* START *

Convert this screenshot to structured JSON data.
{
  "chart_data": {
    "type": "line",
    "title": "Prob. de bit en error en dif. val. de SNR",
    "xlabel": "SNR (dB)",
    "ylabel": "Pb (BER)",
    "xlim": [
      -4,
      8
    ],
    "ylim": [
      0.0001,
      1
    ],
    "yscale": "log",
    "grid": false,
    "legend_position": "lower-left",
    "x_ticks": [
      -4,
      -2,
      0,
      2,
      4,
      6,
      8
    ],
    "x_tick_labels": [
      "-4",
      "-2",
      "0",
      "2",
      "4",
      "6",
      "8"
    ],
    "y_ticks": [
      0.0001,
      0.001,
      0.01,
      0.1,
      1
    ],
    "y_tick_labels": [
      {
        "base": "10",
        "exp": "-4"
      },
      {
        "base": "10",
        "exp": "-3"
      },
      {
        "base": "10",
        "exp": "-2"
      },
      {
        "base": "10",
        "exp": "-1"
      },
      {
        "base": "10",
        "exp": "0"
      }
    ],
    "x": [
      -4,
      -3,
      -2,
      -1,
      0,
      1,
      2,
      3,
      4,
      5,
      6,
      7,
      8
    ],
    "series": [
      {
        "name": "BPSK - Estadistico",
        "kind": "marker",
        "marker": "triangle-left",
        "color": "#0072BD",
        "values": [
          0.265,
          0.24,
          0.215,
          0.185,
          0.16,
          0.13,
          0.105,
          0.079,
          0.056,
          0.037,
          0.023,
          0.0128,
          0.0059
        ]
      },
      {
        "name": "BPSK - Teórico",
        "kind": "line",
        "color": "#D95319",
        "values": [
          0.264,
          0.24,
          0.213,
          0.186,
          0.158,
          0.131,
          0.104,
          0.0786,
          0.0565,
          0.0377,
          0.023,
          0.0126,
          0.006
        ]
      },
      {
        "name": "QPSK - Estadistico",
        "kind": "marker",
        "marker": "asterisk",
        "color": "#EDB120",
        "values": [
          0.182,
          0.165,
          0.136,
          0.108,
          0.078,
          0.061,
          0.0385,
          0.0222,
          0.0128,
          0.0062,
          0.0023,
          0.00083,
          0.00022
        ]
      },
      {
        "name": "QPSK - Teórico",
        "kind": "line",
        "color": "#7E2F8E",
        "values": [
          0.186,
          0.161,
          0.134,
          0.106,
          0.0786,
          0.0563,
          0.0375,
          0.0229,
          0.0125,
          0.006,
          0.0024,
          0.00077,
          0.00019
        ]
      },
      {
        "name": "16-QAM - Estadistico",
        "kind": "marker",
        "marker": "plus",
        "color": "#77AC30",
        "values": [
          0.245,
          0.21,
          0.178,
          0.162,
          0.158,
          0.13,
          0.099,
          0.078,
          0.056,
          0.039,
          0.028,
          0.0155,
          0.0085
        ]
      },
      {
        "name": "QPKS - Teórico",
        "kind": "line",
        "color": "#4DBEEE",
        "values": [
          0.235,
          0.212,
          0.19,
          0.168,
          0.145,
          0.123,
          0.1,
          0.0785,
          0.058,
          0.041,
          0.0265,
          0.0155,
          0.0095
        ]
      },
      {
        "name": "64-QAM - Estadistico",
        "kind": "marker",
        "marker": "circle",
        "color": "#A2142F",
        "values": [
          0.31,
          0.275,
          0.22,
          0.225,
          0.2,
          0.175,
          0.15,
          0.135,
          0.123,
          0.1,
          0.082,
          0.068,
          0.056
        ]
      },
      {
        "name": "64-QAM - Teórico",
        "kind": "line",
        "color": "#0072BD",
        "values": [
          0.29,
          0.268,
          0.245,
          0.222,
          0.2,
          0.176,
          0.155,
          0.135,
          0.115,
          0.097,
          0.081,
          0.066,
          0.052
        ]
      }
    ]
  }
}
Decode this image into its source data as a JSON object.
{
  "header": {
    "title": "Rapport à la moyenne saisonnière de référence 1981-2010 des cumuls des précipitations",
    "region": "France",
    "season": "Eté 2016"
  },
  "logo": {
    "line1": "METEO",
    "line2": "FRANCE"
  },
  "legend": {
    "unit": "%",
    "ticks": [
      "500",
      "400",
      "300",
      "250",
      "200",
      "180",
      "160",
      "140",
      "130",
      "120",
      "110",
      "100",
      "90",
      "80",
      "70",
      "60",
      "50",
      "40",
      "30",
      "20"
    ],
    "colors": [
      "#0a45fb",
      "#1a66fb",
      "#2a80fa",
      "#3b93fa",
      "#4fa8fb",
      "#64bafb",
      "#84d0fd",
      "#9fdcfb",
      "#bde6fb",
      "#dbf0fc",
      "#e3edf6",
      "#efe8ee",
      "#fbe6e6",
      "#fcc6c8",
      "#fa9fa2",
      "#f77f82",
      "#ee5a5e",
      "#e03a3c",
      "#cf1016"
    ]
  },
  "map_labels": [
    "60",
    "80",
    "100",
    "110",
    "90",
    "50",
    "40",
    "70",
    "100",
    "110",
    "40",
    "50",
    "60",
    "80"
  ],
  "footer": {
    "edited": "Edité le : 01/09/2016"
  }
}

* END *

» **Work instructions**
Which lines of the data include "JSON"? Copy each of them.

» **Solution for this task**
Convert this screenshot to structured JSON data.
Decode this image into its source data as a JSON object.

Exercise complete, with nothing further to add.